*Stated task*: All lines in the data bearing the string "JSON" should be identified and copied.
───
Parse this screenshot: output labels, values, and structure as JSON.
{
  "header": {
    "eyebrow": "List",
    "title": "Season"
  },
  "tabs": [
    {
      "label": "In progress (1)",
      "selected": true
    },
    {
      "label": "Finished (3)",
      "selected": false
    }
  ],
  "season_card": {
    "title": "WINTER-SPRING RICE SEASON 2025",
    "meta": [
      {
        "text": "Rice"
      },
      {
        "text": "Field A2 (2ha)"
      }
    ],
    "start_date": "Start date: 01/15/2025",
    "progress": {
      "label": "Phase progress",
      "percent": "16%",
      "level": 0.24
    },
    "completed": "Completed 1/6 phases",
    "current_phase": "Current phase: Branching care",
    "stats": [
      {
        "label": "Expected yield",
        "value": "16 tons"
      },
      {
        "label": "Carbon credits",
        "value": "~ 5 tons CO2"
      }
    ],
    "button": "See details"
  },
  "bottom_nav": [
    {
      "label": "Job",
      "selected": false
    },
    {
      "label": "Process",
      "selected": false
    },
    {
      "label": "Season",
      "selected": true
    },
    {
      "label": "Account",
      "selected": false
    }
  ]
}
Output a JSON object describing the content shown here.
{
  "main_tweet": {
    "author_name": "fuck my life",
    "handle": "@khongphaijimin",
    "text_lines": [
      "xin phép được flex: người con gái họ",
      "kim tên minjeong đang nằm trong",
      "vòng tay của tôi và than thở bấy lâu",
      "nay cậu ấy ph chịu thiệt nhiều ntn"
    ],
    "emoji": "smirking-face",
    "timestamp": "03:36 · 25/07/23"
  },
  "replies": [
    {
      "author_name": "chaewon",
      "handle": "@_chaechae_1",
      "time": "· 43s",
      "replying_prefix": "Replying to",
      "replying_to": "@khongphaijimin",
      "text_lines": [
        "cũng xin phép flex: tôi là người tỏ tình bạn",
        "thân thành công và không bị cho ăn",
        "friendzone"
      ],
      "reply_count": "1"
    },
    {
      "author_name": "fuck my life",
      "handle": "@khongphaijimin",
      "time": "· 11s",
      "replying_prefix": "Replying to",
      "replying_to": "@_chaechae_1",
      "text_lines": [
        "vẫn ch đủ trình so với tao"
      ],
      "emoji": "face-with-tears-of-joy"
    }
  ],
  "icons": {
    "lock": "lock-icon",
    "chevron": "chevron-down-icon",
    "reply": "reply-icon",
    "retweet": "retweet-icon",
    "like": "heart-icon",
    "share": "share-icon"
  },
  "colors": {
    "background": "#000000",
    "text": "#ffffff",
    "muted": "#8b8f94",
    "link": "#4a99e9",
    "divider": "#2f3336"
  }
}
───
*Solution for this task*:
Parse this screenshot: output labels, values, and structure as JSON.
Output a JSON object describing the content shown here.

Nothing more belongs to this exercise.